[Source records]
● ● ● ● ●

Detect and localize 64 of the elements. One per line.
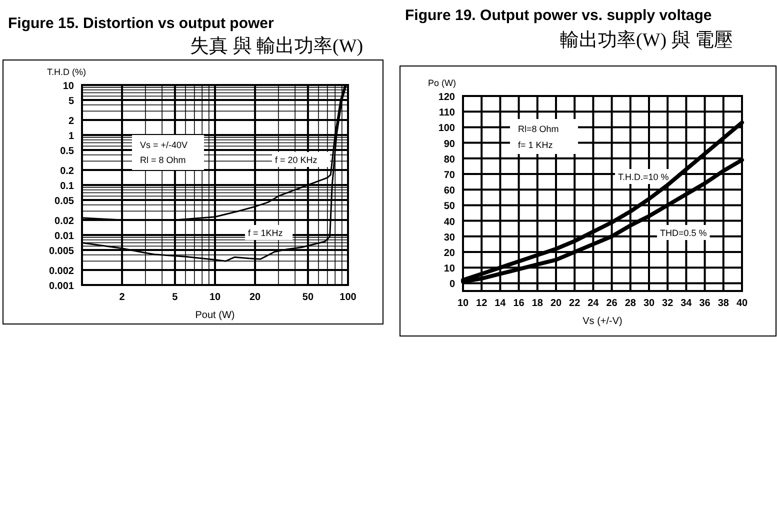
x-tick-label: 2: [119, 292, 126, 303]
y-axis-title: Po (W): [428, 78, 456, 88]
series-label: f = 1KHz: [248, 228, 284, 238]
y-tick-label: 5: [68, 96, 74, 108]
x-tick-label: 34: [680, 298, 692, 309]
annotation: Vs = +/-40V: [140, 140, 188, 150]
x-tick-label: 18: [532, 298, 544, 309]
x-tick-label: 20: [249, 292, 262, 303]
y-tick-label: 70: [444, 170, 456, 181]
y-tick-label: 90: [444, 138, 456, 150]
chart-title: Figure 15. Distortion vs output power: [8, 15, 274, 32]
y-tick-label: 0.5: [60, 146, 74, 158]
x-tick-label: 26: [606, 298, 618, 309]
x-tick-label: 100: [340, 292, 357, 303]
x-axis-title: Vs (+/-V): [582, 316, 622, 327]
series-label: THD=0.5 %: [660, 228, 707, 238]
x-tick-label: 24: [588, 298, 600, 309]
y-tick-label: 0.02: [54, 216, 74, 227]
annotation: Rl = 8 Ohm: [140, 155, 186, 165]
y-tick-label: 50: [444, 201, 456, 212]
x-tick-label: 10: [457, 298, 469, 309]
x-tick-label: 28: [624, 298, 636, 309]
x-tick-label: 5: [172, 292, 178, 303]
x-tick-label: 10: [209, 292, 221, 303]
y-tick-label: 60: [444, 186, 456, 197]
y-tick-label: 20: [444, 248, 456, 259]
y-tick-label: 100: [438, 123, 456, 134]
chart-title: Figure 19. Output power vs. supply voltage: [405, 7, 712, 24]
x-tick-label: 50: [302, 292, 314, 303]
y-tick-label: 10: [62, 81, 74, 92]
x-tick-label: 20: [550, 298, 562, 309]
y-axis-title: T.H.D (%): [47, 67, 86, 77]
y-tick-label: 0.002: [48, 266, 74, 277]
y-tick-label: 40: [444, 216, 456, 228]
y-tick-label: 110: [438, 108, 456, 119]
x-tick-label: 30: [643, 298, 655, 309]
series-label: T.H.D.=10 %: [618, 172, 669, 182]
chart-subtitle: 輸出功率(W) 與 電壓: [560, 29, 734, 51]
x-tick-label: 16: [513, 298, 525, 309]
series-label: f = 20 KHz: [275, 155, 318, 165]
x-tick-label: 36: [699, 298, 711, 309]
y-tick-label: 0: [449, 279, 456, 290]
y-tick-label: 0.2: [60, 166, 74, 177]
annotation: Rl=8 Ohm: [518, 124, 559, 134]
x-tick-label: 32: [662, 298, 674, 309]
y-tick-label: 80: [444, 154, 456, 166]
chart-subtitle: 失真 與 輸出功率(W): [190, 35, 364, 57]
y-tick-label: 0.001: [48, 281, 74, 292]
y-tick-label: 0.1: [60, 181, 74, 192]
y-tick-label: 10: [444, 264, 456, 275]
x-tick-label: 22: [569, 298, 581, 309]
annotation: f= 1 KHz: [518, 140, 554, 150]
y-tick-label: 0.01: [54, 231, 74, 242]
y-tick-label: 1: [68, 131, 74, 142]
x-axis-title: Pout (W): [195, 310, 235, 321]
x-tick-label: 12: [476, 298, 488, 309]
y-tick-label: 30: [444, 232, 456, 244]
y-tick-label: 2: [68, 116, 74, 127]
x-tick-label: 38: [718, 298, 730, 309]
y-tick-label: 0.005: [48, 246, 74, 258]
y-tick-label: 120: [438, 92, 456, 103]
x-tick-label: 14: [494, 298, 506, 309]
y-tick-label: 0.05: [54, 196, 74, 208]
x-tick-label: 40: [736, 298, 748, 309]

● ● ● ● ●

> WRITTEN INSTRUCTION
Copy the rows above word for word, beginning with the line that contains "x-tick-label: 2: [119, 292, 126, 303]" and continuing through the line that contains "y-tick-label: 110: [438, 108, 456, 119]".

> FULL OUTPUT
x-tick-label: 2: [119, 292, 126, 303]
y-axis-title: Po (W): [428, 78, 456, 88]
series-label: f = 1KHz: [248, 228, 284, 238]
y-tick-label: 5: [68, 96, 74, 108]
x-tick-label: 34: [680, 298, 692, 309]
annotation: Vs = +/-40V: [140, 140, 188, 150]
x-tick-label: 18: [532, 298, 544, 309]
x-tick-label: 20: [249, 292, 262, 303]
y-tick-label: 70: [444, 170, 456, 181]
y-tick-label: 90: [444, 138, 456, 150]
chart-title: Figure 15. Distortion vs output power: [8, 15, 274, 32]
y-tick-label: 0.5: [60, 146, 74, 158]
x-tick-label: 26: [606, 298, 618, 309]
x-tick-label: 100: [340, 292, 357, 303]
x-axis-title: Vs (+/-V): [582, 316, 622, 327]
series-label: THD=0.5 %: [660, 228, 707, 238]
x-tick-label: 24: [588, 298, 600, 309]
y-tick-label: 0.02: [54, 216, 74, 227]
annotation: Rl = 8 Ohm: [140, 155, 186, 165]
y-tick-label: 50: [444, 201, 456, 212]
x-tick-label: 10: [457, 298, 469, 309]
x-tick-label: 28: [624, 298, 636, 309]
x-tick-label: 5: [172, 292, 178, 303]
x-tick-label: 10: [209, 292, 221, 303]
y-tick-label: 60: [444, 186, 456, 197]
y-tick-label: 20: [444, 248, 456, 259]
y-tick-label: 100: [438, 123, 456, 134]
chart-title: Figure 19. Output power vs. supply voltage: [405, 7, 712, 24]
x-tick-label: 50: [302, 292, 314, 303]
y-tick-label: 10: [62, 81, 74, 92]
x-tick-label: 20: [550, 298, 562, 309]
y-axis-title: T.H.D (%): [47, 67, 86, 77]
y-tick-label: 0.002: [48, 266, 74, 277]
y-tick-label: 40: [444, 216, 456, 228]
y-tick-label: 110: [438, 108, 456, 119]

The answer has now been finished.